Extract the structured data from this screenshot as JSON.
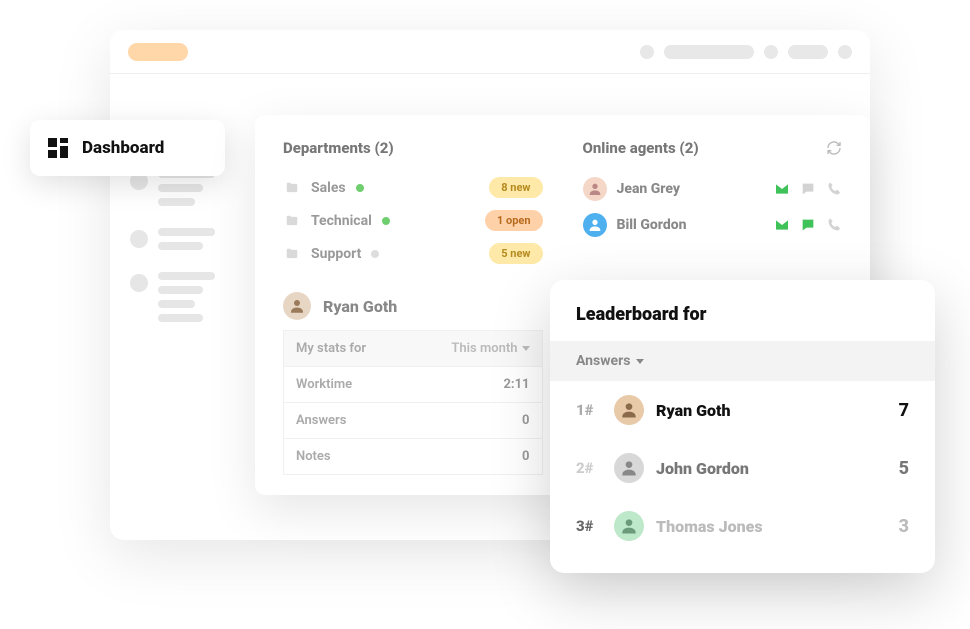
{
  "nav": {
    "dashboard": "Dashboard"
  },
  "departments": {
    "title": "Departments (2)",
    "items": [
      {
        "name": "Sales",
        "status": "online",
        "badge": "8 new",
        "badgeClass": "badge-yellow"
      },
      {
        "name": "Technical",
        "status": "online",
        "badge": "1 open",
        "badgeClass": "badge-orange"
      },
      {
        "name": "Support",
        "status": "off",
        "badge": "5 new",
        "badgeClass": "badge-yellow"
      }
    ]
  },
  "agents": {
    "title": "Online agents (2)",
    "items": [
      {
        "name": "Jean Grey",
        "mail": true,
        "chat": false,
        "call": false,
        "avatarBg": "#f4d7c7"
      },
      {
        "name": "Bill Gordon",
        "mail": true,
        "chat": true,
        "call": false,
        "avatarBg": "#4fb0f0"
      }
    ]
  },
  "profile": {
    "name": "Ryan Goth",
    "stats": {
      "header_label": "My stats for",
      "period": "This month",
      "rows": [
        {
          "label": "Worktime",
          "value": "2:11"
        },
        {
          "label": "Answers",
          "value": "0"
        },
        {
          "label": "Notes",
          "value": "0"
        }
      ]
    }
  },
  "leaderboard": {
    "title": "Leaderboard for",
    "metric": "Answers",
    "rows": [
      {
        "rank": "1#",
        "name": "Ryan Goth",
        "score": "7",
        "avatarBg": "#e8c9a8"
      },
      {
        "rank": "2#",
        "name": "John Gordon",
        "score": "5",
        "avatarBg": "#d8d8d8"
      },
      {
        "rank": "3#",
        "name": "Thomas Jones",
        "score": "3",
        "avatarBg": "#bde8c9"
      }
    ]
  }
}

◆ Aim of the exercise:
In the records above, locate each line with the word "name". Copy all such lines.

◆ Task solution:
        "name": "Sales",
        "name": "Technical",
        "name": "Support",
        "name": "Jean Grey",
        "name": "Bill Gordon",
    "name": "Ryan Goth",
        "name": "Ryan Goth",
        "name": "John Gordon",
        "name": "Thomas Jones",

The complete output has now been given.